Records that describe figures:
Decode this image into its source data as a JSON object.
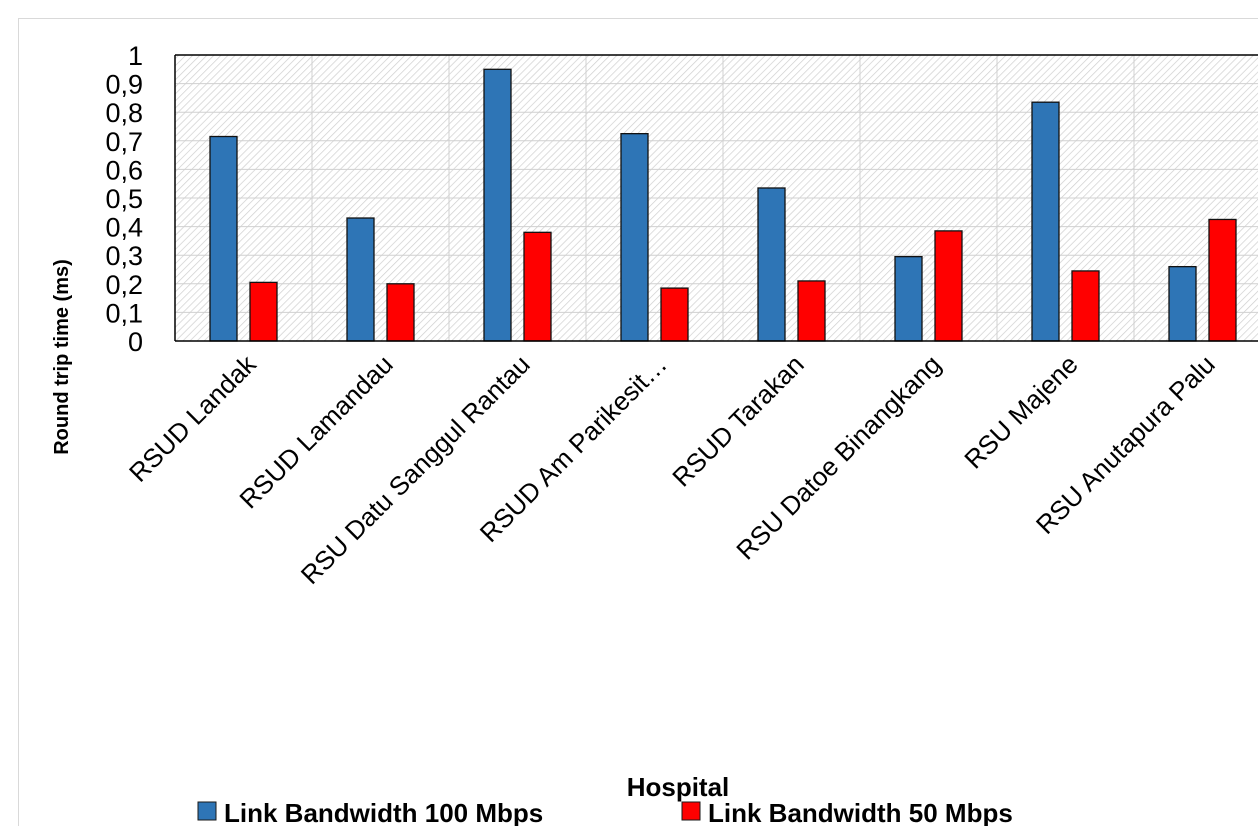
{
  "chart_data": {
    "type": "bar",
    "title": "",
    "xlabel": "Hospital",
    "ylabel": "Round trip time (ms)",
    "ylim": [
      0,
      1
    ],
    "yticks": [
      "0",
      "0,1",
      "0,2",
      "0,3",
      "0,4",
      "0,5",
      "0,6",
      "0,7",
      "0,8",
      "0,9",
      "1"
    ],
    "categories": [
      "RSUD Landak",
      "RSUD Lamandau",
      "RSU Datu Sanggul Rantau",
      "RSUD Am Parikesit…",
      "RSUD Tarakan",
      "RSU Datoe Binangkang",
      "RSU Majene",
      "RSU Anutapura Palu"
    ],
    "series": [
      {
        "name": "Link Bandwidth 100 Mbps",
        "color": "#2E75B6",
        "values": [
          0.715,
          0.43,
          0.95,
          0.725,
          0.535,
          0.295,
          0.835,
          0.26
        ]
      },
      {
        "name": "Link Bandwidth 50 Mbps",
        "color": "#FF0000",
        "values": [
          0.205,
          0.2,
          0.38,
          0.185,
          0.21,
          0.385,
          0.245,
          0.425
        ]
      }
    ],
    "grid": true,
    "legend": "bottom"
  }
}
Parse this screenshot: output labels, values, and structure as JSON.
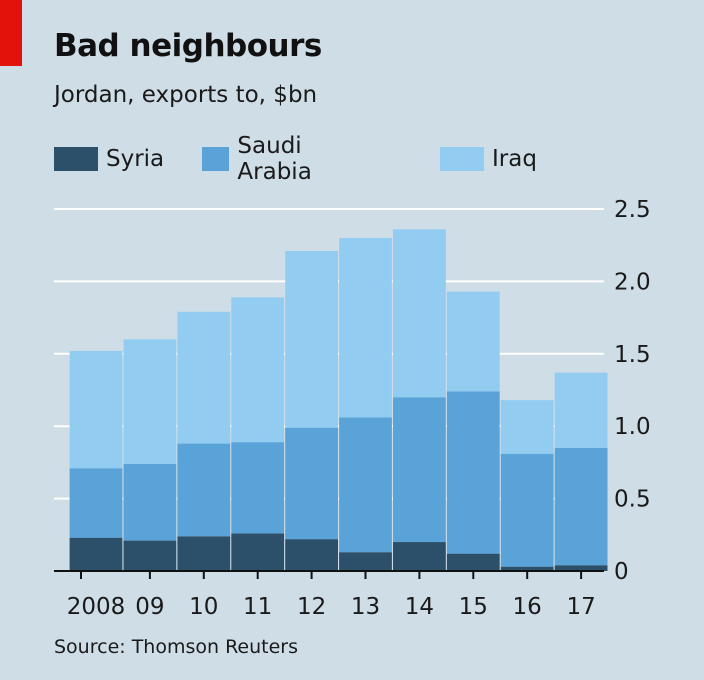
{
  "header": {
    "title": "Bad neighbours",
    "subtitle": "Jordan, exports to, $bn"
  },
  "footer": {
    "source": "Source: Thomson Reuters"
  },
  "colors": {
    "background": "#cfdde6",
    "accent": "#e3120b",
    "syria": "#2c5069",
    "saudi_arabia": "#5aa3d9",
    "iraq": "#92cdf1",
    "grid": "#ffffff"
  },
  "chart_data": {
    "type": "bar",
    "stacked": true,
    "categories": [
      "2008",
      "09",
      "10",
      "11",
      "12",
      "13",
      "14",
      "15",
      "16",
      "17"
    ],
    "series": [
      {
        "name": "Syria",
        "color": "#2c5069",
        "values": [
          0.23,
          0.21,
          0.24,
          0.26,
          0.22,
          0.13,
          0.2,
          0.12,
          0.03,
          0.04
        ]
      },
      {
        "name": "Saudi Arabia",
        "color": "#5aa3d9",
        "values": [
          0.48,
          0.53,
          0.64,
          0.63,
          0.77,
          0.93,
          1.0,
          1.12,
          0.78,
          0.81
        ]
      },
      {
        "name": "Iraq",
        "color": "#92cdf1",
        "values": [
          0.81,
          0.86,
          0.91,
          1.0,
          1.22,
          1.24,
          1.16,
          0.69,
          0.37,
          0.52
        ]
      }
    ],
    "ylim": [
      0,
      2.5
    ],
    "yticks": [
      0,
      0.5,
      1.0,
      1.5,
      2.0,
      2.5
    ],
    "ytick_labels": [
      "0",
      "0.5",
      "1.0",
      "1.5",
      "2.0",
      "2.5"
    ],
    "y_axis_side": "right",
    "grid": true,
    "legend": "top-left"
  }
}
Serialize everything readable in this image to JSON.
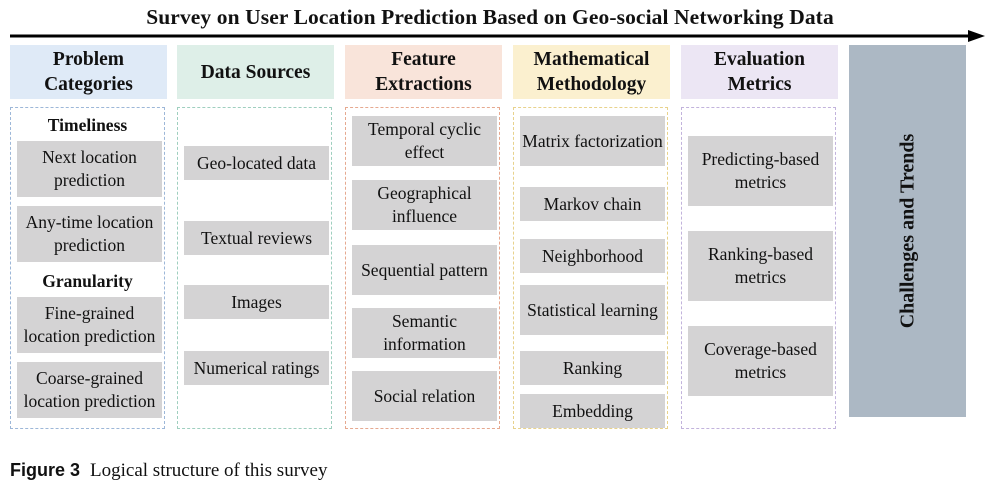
{
  "title": "Survey on User Location Prediction Based on Geo-social Networking Data",
  "columns": [
    {
      "heading": "Problem Categories",
      "header_color": "#dfeaf7",
      "border_color": "#9db7d8",
      "groups": [
        {
          "label": "Timeliness",
          "items": [
            "Next location prediction",
            "Any-time location prediction"
          ]
        },
        {
          "label": "Granularity",
          "items": [
            "Fine-grained location prediction",
            "Coarse-grained location prediction"
          ]
        }
      ]
    },
    {
      "heading": "Data Sources",
      "header_color": "#deefe8",
      "border_color": "#9fcfbf",
      "items": [
        "Geo-located data",
        "Textual reviews",
        "Images",
        "Numerical ratings"
      ]
    },
    {
      "heading": "Feature Extractions",
      "header_color": "#f9e4da",
      "border_color": "#e6a990",
      "items": [
        "Temporal cyclic effect",
        "Geographical influence",
        "Sequential pattern",
        "Semantic information",
        "Social relation"
      ]
    },
    {
      "heading": "Mathematical Methodology",
      "header_color": "#fbf0cf",
      "border_color": "#e8d28c",
      "items": [
        "Matrix factorization",
        "Markov chain",
        "Neighborhood",
        "Statistical learning",
        "Ranking",
        "Embedding"
      ]
    },
    {
      "heading": "Evaluation Metrics",
      "header_color": "#ece6f4",
      "border_color": "#c2b3dc",
      "items": [
        "Predicting-based metrics",
        "Ranking-based metrics",
        "Coverage-based metrics"
      ]
    }
  ],
  "challenges": "Challenges and Trends",
  "challenges_color": "#acb8c4",
  "caption": {
    "figure": "Figure 3",
    "text": "Logical structure of this survey"
  }
}
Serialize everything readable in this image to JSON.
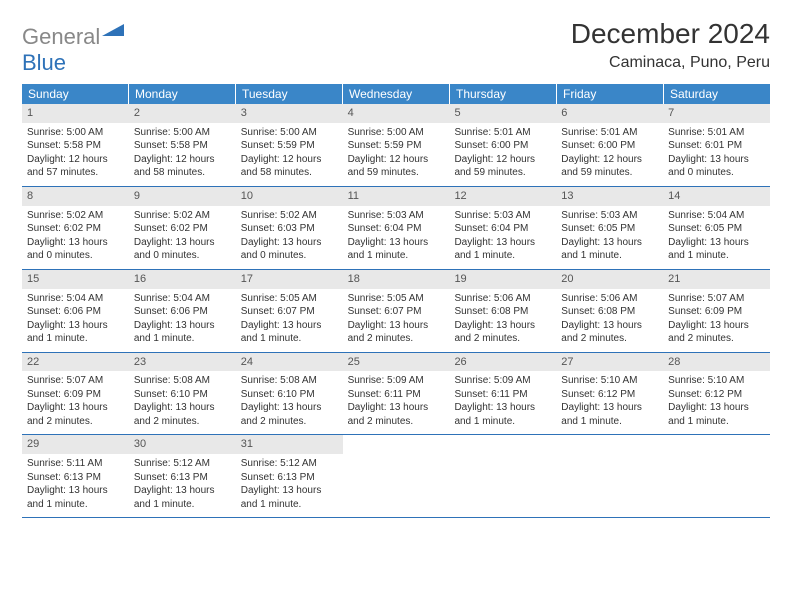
{
  "logo": {
    "text_gray": "General",
    "text_blue": "Blue"
  },
  "title": "December 2024",
  "location": "Caminaca, Puno, Peru",
  "colors": {
    "header_bg": "#3a86c8",
    "header_text": "#ffffff",
    "daynum_bg": "#e8e8e8",
    "border": "#2e72b8",
    "logo_gray": "#888888",
    "logo_blue": "#2e72b8",
    "text": "#333333"
  },
  "weekdays": [
    "Sunday",
    "Monday",
    "Tuesday",
    "Wednesday",
    "Thursday",
    "Friday",
    "Saturday"
  ],
  "labels": {
    "sunrise": "Sunrise:",
    "sunset": "Sunset:",
    "daylight": "Daylight:"
  },
  "days": [
    {
      "n": 1,
      "sr": "5:00 AM",
      "ss": "5:58 PM",
      "dl": "12 hours and 57 minutes."
    },
    {
      "n": 2,
      "sr": "5:00 AM",
      "ss": "5:58 PM",
      "dl": "12 hours and 58 minutes."
    },
    {
      "n": 3,
      "sr": "5:00 AM",
      "ss": "5:59 PM",
      "dl": "12 hours and 58 minutes."
    },
    {
      "n": 4,
      "sr": "5:00 AM",
      "ss": "5:59 PM",
      "dl": "12 hours and 59 minutes."
    },
    {
      "n": 5,
      "sr": "5:01 AM",
      "ss": "6:00 PM",
      "dl": "12 hours and 59 minutes."
    },
    {
      "n": 6,
      "sr": "5:01 AM",
      "ss": "6:00 PM",
      "dl": "12 hours and 59 minutes."
    },
    {
      "n": 7,
      "sr": "5:01 AM",
      "ss": "6:01 PM",
      "dl": "13 hours and 0 minutes."
    },
    {
      "n": 8,
      "sr": "5:02 AM",
      "ss": "6:02 PM",
      "dl": "13 hours and 0 minutes."
    },
    {
      "n": 9,
      "sr": "5:02 AM",
      "ss": "6:02 PM",
      "dl": "13 hours and 0 minutes."
    },
    {
      "n": 10,
      "sr": "5:02 AM",
      "ss": "6:03 PM",
      "dl": "13 hours and 0 minutes."
    },
    {
      "n": 11,
      "sr": "5:03 AM",
      "ss": "6:04 PM",
      "dl": "13 hours and 1 minute."
    },
    {
      "n": 12,
      "sr": "5:03 AM",
      "ss": "6:04 PM",
      "dl": "13 hours and 1 minute."
    },
    {
      "n": 13,
      "sr": "5:03 AM",
      "ss": "6:05 PM",
      "dl": "13 hours and 1 minute."
    },
    {
      "n": 14,
      "sr": "5:04 AM",
      "ss": "6:05 PM",
      "dl": "13 hours and 1 minute."
    },
    {
      "n": 15,
      "sr": "5:04 AM",
      "ss": "6:06 PM",
      "dl": "13 hours and 1 minute."
    },
    {
      "n": 16,
      "sr": "5:04 AM",
      "ss": "6:06 PM",
      "dl": "13 hours and 1 minute."
    },
    {
      "n": 17,
      "sr": "5:05 AM",
      "ss": "6:07 PM",
      "dl": "13 hours and 1 minute."
    },
    {
      "n": 18,
      "sr": "5:05 AM",
      "ss": "6:07 PM",
      "dl": "13 hours and 2 minutes."
    },
    {
      "n": 19,
      "sr": "5:06 AM",
      "ss": "6:08 PM",
      "dl": "13 hours and 2 minutes."
    },
    {
      "n": 20,
      "sr": "5:06 AM",
      "ss": "6:08 PM",
      "dl": "13 hours and 2 minutes."
    },
    {
      "n": 21,
      "sr": "5:07 AM",
      "ss": "6:09 PM",
      "dl": "13 hours and 2 minutes."
    },
    {
      "n": 22,
      "sr": "5:07 AM",
      "ss": "6:09 PM",
      "dl": "13 hours and 2 minutes."
    },
    {
      "n": 23,
      "sr": "5:08 AM",
      "ss": "6:10 PM",
      "dl": "13 hours and 2 minutes."
    },
    {
      "n": 24,
      "sr": "5:08 AM",
      "ss": "6:10 PM",
      "dl": "13 hours and 2 minutes."
    },
    {
      "n": 25,
      "sr": "5:09 AM",
      "ss": "6:11 PM",
      "dl": "13 hours and 2 minutes."
    },
    {
      "n": 26,
      "sr": "5:09 AM",
      "ss": "6:11 PM",
      "dl": "13 hours and 1 minute."
    },
    {
      "n": 27,
      "sr": "5:10 AM",
      "ss": "6:12 PM",
      "dl": "13 hours and 1 minute."
    },
    {
      "n": 28,
      "sr": "5:10 AM",
      "ss": "6:12 PM",
      "dl": "13 hours and 1 minute."
    },
    {
      "n": 29,
      "sr": "5:11 AM",
      "ss": "6:13 PM",
      "dl": "13 hours and 1 minute."
    },
    {
      "n": 30,
      "sr": "5:12 AM",
      "ss": "6:13 PM",
      "dl": "13 hours and 1 minute."
    },
    {
      "n": 31,
      "sr": "5:12 AM",
      "ss": "6:13 PM",
      "dl": "13 hours and 1 minute."
    }
  ],
  "layout": {
    "first_weekday_index": 0,
    "total_cells": 35
  }
}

What you should do: Go through the records above, find every line with the word "name", and list those lines.

Expected answer:
        "name": "Link Bandwidth 100 Mbps",
        "name": "Link Bandwidth 50 Mbps",
        "name": "Syria",
        "name": "Saudi Arabia",
        "name": "Iraq",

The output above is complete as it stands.